## Exercise directions
Reproduce every line of the entries below with no changes.

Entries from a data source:
▬▬▬▬▬▬▬▬▬▬

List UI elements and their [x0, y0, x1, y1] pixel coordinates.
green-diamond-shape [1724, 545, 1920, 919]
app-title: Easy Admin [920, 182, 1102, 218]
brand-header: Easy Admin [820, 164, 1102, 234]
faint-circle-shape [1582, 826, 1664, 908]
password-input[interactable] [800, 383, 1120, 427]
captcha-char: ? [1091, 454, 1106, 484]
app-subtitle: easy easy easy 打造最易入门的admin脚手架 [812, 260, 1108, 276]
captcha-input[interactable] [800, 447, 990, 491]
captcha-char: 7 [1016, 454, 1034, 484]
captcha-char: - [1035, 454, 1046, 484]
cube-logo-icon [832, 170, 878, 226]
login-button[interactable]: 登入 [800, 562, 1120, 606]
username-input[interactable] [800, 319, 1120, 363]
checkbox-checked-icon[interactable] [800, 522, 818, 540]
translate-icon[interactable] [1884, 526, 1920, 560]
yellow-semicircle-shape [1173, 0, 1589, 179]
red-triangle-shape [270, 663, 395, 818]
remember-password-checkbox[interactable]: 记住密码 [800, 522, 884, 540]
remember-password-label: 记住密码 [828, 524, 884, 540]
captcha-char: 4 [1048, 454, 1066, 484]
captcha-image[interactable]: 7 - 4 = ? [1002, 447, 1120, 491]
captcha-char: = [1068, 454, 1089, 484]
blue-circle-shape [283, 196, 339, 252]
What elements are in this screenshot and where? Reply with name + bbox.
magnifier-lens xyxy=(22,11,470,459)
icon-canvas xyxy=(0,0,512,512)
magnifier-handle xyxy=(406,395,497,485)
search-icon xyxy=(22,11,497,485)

▬▬▬▬▬▬▬▬▬▬

## Answer for the task
List UI elements and their [x0, y0, x1, y1] pixel coordinates.
green-diamond-shape [1724, 545, 1920, 919]
app-title: Easy Admin [920, 182, 1102, 218]
brand-header: Easy Admin [820, 164, 1102, 234]
faint-circle-shape [1582, 826, 1664, 908]
password-input[interactable] [800, 383, 1120, 427]
captcha-char: ? [1091, 454, 1106, 484]
app-subtitle: easy easy easy 打造最易入门的admin脚手架 [812, 260, 1108, 276]
captcha-input[interactable] [800, 447, 990, 491]
captcha-char: 7 [1016, 454, 1034, 484]
captcha-char: - [1035, 454, 1046, 484]
cube-logo-icon [832, 170, 878, 226]
login-button[interactable]: 登入 [800, 562, 1120, 606]
username-input[interactable] [800, 319, 1120, 363]
checkbox-checked-icon[interactable] [800, 522, 818, 540]
translate-icon[interactable] [1884, 526, 1920, 560]
yellow-semicircle-shape [1173, 0, 1589, 179]
red-triangle-shape [270, 663, 395, 818]
remember-password-checkbox[interactable]: 记住密码 [800, 522, 884, 540]
remember-password-label: 记住密码 [828, 524, 884, 540]
captcha-char: 4 [1048, 454, 1066, 484]
captcha-image[interactable]: 7 - 4 = ? [1002, 447, 1120, 491]
captcha-char: = [1068, 454, 1089, 484]
blue-circle-shape [283, 196, 339, 252]
What elements are in this screenshot and where? Reply with name + bbox.
magnifier-lens xyxy=(22,11,470,459)
icon-canvas xyxy=(0,0,512,512)
magnifier-handle xyxy=(406,395,497,485)
search-icon xyxy=(22,11,497,485)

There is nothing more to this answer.